Instructions for the task: Copy the full set of lines exactly as given.

Provided records:

—————

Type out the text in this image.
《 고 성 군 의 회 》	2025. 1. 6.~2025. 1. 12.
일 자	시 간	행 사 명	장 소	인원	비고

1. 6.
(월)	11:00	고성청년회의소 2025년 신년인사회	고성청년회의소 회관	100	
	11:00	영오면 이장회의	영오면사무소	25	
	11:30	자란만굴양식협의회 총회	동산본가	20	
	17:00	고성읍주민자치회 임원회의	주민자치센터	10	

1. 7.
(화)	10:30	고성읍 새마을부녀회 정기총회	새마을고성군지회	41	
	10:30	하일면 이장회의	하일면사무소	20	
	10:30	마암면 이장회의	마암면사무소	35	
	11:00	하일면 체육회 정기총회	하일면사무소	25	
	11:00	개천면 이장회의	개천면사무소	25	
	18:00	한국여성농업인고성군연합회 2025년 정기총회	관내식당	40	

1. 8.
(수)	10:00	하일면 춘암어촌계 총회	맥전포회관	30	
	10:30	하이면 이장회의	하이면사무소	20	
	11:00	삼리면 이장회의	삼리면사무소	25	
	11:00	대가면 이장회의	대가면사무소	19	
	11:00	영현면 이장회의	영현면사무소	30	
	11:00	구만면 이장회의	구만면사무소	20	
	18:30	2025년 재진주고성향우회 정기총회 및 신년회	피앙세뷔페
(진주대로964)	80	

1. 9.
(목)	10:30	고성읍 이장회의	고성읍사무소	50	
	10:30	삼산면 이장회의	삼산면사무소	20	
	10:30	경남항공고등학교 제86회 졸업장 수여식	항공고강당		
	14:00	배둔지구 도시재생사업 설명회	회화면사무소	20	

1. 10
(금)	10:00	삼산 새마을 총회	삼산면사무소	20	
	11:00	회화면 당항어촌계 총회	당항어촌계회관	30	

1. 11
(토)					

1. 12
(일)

—————

Task result:
Type out the text in this image.
《 고 성 군 의 회 》	2025. 1. 6.~2025. 1. 12.
일 자	시 간	행 사 명	장 소	인원	비고

1. 6.
(월)	11:00	고성청년회의소 2025년 신년인사회	고성청년회의소 회관	100	
	11:00	영오면 이장회의	영오면사무소	25	
	11:30	자란만굴양식협의회 총회	동산본가	20	
	17:00	고성읍주민자치회 임원회의	주민자치센터	10	

1. 7.
(화)	10:30	고성읍 새마을부녀회 정기총회	새마을고성군지회	41	
	10:30	하일면 이장회의	하일면사무소	20	
	10:30	마암면 이장회의	마암면사무소	35	
	11:00	하일면 체육회 정기총회	하일면사무소	25	
	11:00	개천면 이장회의	개천면사무소	25	
	18:00	한국여성농업인고성군연합회 2025년 정기총회	관내식당	40	

1. 8.
(수)	10:00	하일면 춘암어촌계 총회	맥전포회관	30	
	10:30	하이면 이장회의	하이면사무소	20	
	11:00	삼리면 이장회의	삼리면사무소	25	
	11:00	대가면 이장회의	대가면사무소	19	
	11:00	영현면 이장회의	영현면사무소	30	
	11:00	구만면 이장회의	구만면사무소	20	
	18:30	2025년 재진주고성향우회 정기총회 및 신년회	피앙세뷔페
(진주대로964)	80	

1. 9.
(목)	10:30	고성읍 이장회의	고성읍사무소	50	
	10:30	삼산면 이장회의	삼산면사무소	20	
	10:30	경남항공고등학교 제86회 졸업장 수여식	항공고강당		
	14:00	배둔지구 도시재생사업 설명회	회화면사무소	20	

1. 10
(금)	10:00	삼산 새마을 총회	삼산면사무소	20	
	11:00	회화면 당항어촌계 총회	당항어촌계회관	30	

1. 11
(토)					

1. 12
(일)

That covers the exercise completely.